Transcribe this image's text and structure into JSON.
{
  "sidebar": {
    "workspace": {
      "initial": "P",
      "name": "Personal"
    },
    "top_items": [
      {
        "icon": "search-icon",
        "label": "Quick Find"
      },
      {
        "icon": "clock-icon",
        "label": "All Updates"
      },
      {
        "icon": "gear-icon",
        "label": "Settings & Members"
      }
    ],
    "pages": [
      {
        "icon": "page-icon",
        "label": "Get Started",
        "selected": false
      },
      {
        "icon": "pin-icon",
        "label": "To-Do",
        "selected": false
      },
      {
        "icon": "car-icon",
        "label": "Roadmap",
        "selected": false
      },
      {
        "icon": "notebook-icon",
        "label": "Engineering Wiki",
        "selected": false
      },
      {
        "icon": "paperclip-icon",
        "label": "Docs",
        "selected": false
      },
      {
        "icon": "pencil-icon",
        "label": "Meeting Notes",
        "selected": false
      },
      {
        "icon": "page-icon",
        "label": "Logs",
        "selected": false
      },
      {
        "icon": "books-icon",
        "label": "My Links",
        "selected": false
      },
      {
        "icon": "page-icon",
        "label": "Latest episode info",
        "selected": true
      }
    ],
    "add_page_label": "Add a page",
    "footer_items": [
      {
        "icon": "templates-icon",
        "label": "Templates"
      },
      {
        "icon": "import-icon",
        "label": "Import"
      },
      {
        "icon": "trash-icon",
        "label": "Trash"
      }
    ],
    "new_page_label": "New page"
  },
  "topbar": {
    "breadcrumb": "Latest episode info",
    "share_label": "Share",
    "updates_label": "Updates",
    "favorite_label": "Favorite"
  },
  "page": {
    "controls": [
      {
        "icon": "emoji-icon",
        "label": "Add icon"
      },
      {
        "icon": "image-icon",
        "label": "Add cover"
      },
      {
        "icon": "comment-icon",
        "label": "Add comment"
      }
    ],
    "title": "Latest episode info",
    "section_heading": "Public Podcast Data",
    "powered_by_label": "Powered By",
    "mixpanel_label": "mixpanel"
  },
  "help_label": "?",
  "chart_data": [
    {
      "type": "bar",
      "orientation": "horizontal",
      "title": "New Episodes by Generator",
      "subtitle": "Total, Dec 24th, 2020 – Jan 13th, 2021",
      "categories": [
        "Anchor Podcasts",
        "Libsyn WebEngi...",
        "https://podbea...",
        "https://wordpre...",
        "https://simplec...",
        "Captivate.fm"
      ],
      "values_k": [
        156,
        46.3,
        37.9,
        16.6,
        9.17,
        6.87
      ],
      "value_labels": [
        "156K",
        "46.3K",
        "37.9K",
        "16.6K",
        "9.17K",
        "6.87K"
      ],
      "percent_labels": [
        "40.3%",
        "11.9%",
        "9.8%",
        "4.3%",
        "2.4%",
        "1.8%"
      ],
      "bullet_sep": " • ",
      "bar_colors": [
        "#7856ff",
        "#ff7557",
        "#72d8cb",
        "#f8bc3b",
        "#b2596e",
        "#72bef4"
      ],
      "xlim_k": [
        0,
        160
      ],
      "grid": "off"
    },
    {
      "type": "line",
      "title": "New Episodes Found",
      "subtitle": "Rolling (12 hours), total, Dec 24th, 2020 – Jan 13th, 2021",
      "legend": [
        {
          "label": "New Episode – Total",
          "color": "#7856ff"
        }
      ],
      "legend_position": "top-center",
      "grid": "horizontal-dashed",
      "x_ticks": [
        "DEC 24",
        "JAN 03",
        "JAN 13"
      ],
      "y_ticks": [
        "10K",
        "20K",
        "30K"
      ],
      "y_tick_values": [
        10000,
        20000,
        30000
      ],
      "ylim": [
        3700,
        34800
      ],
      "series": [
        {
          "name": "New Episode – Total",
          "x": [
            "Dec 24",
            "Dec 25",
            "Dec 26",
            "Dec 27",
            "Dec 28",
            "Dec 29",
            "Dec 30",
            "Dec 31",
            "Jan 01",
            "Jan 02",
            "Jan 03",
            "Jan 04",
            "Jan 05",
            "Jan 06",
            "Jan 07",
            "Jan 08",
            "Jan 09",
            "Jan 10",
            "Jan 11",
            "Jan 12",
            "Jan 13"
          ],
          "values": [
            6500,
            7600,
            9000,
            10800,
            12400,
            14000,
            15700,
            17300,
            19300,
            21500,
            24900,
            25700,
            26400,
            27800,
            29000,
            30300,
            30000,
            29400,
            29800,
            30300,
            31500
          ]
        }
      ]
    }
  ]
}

● Short problem
Where does the word "https" appear in the listing? List each line that holds it.

● Task answer
        "https://podbea...",
        "https://wordpre...",
        "https://simplec...",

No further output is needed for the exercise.